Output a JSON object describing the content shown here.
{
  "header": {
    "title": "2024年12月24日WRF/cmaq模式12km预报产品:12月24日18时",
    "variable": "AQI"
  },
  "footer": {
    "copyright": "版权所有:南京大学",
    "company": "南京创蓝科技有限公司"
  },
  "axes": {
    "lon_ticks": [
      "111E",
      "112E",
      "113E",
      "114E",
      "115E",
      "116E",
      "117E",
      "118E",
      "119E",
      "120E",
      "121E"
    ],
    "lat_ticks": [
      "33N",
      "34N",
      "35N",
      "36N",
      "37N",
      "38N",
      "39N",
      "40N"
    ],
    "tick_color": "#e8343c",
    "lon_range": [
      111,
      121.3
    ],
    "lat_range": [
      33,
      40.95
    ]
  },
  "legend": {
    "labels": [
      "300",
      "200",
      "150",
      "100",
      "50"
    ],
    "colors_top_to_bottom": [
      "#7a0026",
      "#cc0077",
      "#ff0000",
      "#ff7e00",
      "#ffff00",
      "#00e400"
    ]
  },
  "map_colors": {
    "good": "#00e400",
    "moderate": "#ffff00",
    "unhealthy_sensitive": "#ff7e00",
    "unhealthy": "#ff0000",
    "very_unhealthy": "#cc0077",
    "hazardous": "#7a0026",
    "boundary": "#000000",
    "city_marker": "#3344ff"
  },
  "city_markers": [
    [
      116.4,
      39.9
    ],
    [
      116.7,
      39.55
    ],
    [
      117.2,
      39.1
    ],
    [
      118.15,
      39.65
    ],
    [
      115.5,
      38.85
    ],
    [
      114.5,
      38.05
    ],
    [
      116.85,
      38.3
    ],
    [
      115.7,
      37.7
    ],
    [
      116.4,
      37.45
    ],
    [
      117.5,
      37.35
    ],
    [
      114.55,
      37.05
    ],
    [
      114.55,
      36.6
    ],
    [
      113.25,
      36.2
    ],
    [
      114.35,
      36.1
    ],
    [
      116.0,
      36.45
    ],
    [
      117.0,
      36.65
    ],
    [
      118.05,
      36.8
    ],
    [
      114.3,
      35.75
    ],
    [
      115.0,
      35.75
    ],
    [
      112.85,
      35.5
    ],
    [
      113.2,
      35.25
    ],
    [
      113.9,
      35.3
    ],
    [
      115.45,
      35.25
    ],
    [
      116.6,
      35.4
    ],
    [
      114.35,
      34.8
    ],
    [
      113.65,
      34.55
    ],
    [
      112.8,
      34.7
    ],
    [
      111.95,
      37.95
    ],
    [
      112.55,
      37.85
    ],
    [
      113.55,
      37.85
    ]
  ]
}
_ _ _ _ _ _ _
Make an exact copy of the listing, including every line.

Output a JSON object describing the content shown here.
{
  "header": {
    "title": "2024年12月24日WRF/cmaq模式12km预报产品:12月24日18时",
    "variable": "AQI"
  },
  "footer": {
    "copyright": "版权所有:南京大学",
    "company": "南京创蓝科技有限公司"
  },
  "axes": {
    "lon_ticks": [
      "111E",
      "112E",
      "113E",
      "114E",
      "115E",
      "116E",
      "117E",
      "118E",
      "119E",
      "120E",
      "121E"
    ],
    "lat_ticks": [
      "33N",
      "34N",
      "35N",
      "36N",
      "37N",
      "38N",
      "39N",
      "40N"
    ],
    "tick_color": "#e8343c",
    "lon_range": [
      111,
      121.3
    ],
    "lat_range": [
      33,
      40.95
    ]
  },
  "legend": {
    "labels": [
      "300",
      "200",
      "150",
      "100",
      "50"
    ],
    "colors_top_to_bottom": [
      "#7a0026",
      "#cc0077",
      "#ff0000",
      "#ff7e00",
      "#ffff00",
      "#00e400"
    ]
  },
  "map_colors": {
    "good": "#00e400",
    "moderate": "#ffff00",
    "unhealthy_sensitive": "#ff7e00",
    "unhealthy": "#ff0000",
    "very_unhealthy": "#cc0077",
    "hazardous": "#7a0026",
    "boundary": "#000000",
    "city_marker": "#3344ff"
  },
  "city_markers": [
    [
      116.4,
      39.9
    ],
    [
      116.7,
      39.55
    ],
    [
      117.2,
      39.1
    ],
    [
      118.15,
      39.65
    ],
    [
      115.5,
      38.85
    ],
    [
      114.5,
      38.05
    ],
    [
      116.85,
      38.3
    ],
    [
      115.7,
      37.7
    ],
    [
      116.4,
      37.45
    ],
    [
      117.5,
      37.35
    ],
    [
      114.55,
      37.05
    ],
    [
      114.55,
      36.6
    ],
    [
      113.25,
      36.2
    ],
    [
      114.35,
      36.1
    ],
    [
      116.0,
      36.45
    ],
    [
      117.0,
      36.65
    ],
    [
      118.05,
      36.8
    ],
    [
      114.3,
      35.75
    ],
    [
      115.0,
      35.75
    ],
    [
      112.85,
      35.5
    ],
    [
      113.2,
      35.25
    ],
    [
      113.9,
      35.3
    ],
    [
      115.45,
      35.25
    ],
    [
      116.6,
      35.4
    ],
    [
      114.35,
      34.8
    ],
    [
      113.65,
      34.55
    ],
    [
      112.8,
      34.7
    ],
    [
      111.95,
      37.95
    ],
    [
      112.55,
      37.85
    ],
    [
      113.55,
      37.85
    ]
  ]
}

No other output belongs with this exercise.